• _MATERIAL SUPPLIED_:
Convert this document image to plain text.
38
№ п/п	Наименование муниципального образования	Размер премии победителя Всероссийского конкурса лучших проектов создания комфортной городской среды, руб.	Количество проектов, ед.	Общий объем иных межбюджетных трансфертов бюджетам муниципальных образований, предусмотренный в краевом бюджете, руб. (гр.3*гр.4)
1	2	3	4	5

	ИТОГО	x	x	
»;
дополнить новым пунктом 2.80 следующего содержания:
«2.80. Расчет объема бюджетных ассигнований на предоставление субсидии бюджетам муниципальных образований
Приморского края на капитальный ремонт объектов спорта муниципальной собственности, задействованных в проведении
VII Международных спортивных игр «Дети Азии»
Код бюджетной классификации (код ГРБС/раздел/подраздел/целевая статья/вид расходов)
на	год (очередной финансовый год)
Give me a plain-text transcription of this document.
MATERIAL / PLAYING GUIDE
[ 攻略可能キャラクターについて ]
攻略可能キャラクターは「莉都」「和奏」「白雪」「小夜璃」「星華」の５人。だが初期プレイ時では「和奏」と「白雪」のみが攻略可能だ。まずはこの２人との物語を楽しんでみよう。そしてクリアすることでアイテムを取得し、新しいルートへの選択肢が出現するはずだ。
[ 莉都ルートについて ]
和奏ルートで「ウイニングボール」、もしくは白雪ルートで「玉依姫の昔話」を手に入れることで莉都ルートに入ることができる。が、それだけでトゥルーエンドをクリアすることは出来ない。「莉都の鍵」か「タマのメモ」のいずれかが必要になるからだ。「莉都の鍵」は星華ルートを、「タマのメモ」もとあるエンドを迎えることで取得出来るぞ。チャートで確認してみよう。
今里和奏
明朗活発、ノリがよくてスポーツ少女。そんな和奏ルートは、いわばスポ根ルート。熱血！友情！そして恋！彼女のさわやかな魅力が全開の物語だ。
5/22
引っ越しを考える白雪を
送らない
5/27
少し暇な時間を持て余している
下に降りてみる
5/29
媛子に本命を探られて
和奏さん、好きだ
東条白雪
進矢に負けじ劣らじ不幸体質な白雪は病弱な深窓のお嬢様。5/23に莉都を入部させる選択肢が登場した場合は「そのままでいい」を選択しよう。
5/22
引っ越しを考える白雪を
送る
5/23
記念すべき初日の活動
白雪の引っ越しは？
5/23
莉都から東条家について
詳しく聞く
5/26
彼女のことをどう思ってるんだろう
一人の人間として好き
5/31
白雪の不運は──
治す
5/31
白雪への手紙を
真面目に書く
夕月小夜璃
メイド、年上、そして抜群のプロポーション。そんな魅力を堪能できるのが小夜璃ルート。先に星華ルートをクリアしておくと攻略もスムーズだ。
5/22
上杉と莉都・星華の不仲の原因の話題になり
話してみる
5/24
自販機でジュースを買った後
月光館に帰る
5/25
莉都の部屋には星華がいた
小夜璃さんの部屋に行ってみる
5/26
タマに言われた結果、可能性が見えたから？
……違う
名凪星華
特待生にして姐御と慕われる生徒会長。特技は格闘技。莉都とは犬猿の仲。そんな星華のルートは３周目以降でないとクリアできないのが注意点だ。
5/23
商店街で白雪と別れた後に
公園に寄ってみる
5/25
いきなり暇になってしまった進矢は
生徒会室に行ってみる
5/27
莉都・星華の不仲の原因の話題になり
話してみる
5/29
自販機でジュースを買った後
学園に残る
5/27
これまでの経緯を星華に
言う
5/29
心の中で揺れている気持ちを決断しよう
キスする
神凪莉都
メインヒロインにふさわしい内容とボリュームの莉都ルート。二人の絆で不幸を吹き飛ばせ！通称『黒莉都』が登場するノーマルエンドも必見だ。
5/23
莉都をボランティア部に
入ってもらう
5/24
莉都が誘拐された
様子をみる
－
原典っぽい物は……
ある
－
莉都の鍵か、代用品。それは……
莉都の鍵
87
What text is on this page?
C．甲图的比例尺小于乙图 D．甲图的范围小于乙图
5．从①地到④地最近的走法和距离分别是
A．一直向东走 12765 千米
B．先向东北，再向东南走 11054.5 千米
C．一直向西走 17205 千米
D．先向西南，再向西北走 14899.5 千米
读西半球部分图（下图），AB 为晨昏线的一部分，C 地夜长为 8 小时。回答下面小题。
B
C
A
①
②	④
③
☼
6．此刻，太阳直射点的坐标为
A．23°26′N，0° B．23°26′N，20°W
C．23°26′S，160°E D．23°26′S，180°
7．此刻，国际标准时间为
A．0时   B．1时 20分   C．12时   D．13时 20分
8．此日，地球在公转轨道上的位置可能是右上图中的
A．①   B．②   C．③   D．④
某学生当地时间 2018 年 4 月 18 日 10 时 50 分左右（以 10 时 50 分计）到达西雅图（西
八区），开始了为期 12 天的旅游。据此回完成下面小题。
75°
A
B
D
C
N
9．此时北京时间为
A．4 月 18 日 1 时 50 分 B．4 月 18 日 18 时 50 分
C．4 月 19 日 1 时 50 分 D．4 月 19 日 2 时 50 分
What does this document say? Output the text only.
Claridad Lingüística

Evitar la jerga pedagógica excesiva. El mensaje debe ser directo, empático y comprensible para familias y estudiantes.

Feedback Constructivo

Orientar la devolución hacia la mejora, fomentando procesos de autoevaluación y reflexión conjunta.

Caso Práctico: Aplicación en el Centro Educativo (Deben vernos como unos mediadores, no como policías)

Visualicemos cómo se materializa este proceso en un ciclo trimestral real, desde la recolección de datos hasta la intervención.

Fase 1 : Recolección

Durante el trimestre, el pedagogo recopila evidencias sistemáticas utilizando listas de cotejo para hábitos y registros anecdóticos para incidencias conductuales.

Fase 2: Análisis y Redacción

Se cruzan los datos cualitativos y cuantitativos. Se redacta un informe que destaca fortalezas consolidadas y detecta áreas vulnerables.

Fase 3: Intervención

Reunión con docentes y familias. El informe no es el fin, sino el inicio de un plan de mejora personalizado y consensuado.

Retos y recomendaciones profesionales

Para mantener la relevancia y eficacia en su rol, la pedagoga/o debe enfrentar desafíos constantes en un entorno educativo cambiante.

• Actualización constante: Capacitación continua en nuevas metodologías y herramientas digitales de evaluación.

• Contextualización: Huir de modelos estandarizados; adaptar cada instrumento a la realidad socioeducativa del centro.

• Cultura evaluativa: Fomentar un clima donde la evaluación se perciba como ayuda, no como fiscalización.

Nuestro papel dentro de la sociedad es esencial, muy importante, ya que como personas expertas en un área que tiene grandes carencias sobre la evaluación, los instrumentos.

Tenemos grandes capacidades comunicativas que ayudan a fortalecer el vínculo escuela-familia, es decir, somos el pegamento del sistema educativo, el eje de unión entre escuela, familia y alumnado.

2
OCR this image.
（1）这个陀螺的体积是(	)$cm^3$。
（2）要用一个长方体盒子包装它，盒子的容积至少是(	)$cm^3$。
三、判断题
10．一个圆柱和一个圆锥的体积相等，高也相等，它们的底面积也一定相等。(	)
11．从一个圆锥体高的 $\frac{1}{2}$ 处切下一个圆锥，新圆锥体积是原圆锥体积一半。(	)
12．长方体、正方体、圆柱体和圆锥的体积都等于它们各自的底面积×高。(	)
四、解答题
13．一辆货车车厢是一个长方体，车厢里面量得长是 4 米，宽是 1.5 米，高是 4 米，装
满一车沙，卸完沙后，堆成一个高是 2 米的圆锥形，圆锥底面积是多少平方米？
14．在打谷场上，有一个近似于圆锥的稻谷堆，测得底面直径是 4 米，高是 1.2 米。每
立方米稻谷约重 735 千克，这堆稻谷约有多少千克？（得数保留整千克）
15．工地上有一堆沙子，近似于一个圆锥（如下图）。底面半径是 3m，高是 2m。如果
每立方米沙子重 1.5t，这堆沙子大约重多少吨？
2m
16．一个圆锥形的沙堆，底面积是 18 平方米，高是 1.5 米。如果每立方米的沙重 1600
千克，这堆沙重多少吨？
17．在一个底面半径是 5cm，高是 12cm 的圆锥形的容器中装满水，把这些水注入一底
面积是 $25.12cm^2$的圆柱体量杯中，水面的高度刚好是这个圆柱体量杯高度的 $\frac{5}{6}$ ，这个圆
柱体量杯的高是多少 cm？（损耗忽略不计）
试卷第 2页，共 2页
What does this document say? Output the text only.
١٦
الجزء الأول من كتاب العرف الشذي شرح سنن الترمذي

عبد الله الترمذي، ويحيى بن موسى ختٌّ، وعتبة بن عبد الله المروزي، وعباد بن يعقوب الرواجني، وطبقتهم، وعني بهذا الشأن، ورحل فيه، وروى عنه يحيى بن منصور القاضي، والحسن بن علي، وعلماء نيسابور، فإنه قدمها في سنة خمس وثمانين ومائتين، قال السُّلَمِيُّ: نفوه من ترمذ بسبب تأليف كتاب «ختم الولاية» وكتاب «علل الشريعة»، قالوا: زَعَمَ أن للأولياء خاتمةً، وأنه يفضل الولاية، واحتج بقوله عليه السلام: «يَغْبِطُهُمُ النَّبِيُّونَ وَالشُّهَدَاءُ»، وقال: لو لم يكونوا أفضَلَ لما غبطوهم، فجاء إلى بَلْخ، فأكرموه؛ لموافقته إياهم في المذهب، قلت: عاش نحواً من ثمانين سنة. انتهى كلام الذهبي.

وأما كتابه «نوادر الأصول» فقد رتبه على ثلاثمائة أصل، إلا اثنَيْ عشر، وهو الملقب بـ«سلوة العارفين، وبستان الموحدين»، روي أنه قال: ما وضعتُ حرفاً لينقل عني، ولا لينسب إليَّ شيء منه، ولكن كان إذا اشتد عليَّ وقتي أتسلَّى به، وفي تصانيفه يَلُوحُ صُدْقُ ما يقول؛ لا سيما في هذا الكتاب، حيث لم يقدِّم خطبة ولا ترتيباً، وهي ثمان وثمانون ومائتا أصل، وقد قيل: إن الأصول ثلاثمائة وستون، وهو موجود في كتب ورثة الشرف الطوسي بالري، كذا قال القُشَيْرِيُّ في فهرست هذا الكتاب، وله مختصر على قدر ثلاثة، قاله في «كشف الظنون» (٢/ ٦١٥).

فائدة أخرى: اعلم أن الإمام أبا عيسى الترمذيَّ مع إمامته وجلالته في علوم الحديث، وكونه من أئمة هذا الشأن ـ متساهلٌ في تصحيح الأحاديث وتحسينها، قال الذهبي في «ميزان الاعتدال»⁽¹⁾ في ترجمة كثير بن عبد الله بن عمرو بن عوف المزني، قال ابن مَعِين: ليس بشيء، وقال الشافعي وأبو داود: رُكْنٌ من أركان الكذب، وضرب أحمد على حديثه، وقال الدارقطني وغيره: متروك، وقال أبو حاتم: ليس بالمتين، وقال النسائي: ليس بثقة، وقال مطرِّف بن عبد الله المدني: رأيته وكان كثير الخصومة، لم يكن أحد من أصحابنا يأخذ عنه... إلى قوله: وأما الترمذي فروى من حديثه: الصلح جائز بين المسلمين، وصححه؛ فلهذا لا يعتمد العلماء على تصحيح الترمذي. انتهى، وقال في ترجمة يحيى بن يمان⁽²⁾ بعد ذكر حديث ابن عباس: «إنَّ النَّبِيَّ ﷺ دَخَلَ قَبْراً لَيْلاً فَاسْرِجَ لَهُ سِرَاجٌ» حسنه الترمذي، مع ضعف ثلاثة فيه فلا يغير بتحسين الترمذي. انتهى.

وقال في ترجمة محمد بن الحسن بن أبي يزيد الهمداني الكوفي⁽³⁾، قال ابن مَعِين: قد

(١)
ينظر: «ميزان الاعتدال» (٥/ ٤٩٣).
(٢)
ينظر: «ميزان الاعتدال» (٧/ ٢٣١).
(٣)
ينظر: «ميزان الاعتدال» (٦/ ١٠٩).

• _SET TASK_: Identify the lines above that contain the word "plain", then copy them.

• _EXERCISE RESPONSE_:
Convert this document image to plain text.
Give me a plain-text transcription of this document.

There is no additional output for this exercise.